PROBLEM DETAILS
Everything from the line containing "Output the text content of this document." to the last line of the records must be returned verbatim; nothing else belongs in the output.

EXCERPTED DATA
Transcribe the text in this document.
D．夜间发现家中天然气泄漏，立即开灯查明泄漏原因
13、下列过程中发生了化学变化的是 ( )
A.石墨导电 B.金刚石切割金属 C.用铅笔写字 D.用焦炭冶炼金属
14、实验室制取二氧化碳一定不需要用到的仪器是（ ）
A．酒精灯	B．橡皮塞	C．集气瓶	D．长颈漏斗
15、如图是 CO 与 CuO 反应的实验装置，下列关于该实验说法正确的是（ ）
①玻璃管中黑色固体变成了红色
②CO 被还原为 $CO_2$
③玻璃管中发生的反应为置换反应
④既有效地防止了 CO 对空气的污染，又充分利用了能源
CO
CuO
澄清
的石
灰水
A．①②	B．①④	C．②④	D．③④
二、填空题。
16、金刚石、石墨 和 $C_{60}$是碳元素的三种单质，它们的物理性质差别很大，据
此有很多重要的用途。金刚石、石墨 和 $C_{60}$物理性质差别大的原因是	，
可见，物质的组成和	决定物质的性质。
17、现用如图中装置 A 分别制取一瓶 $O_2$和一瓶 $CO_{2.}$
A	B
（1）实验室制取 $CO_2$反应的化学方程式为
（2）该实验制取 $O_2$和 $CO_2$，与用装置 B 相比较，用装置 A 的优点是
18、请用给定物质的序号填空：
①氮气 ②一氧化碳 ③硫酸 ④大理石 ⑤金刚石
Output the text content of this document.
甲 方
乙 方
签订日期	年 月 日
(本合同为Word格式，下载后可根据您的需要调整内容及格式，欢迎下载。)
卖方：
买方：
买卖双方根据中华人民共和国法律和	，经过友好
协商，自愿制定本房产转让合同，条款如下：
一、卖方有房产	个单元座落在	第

RESULT OF THE EXERCISE
Output the text content of this document.
甲 方
乙 方
签订日期	年 月 日
(本合同为Word格式，下载后可根据您的需要调整内容及格式，欢迎下载。)
卖方：
买方：
买卖双方根据中华人民共和国法律和	，经过友好
协商，自愿制定本房产转让合同，条款如下：
一、卖方有房产	个单元座落在	第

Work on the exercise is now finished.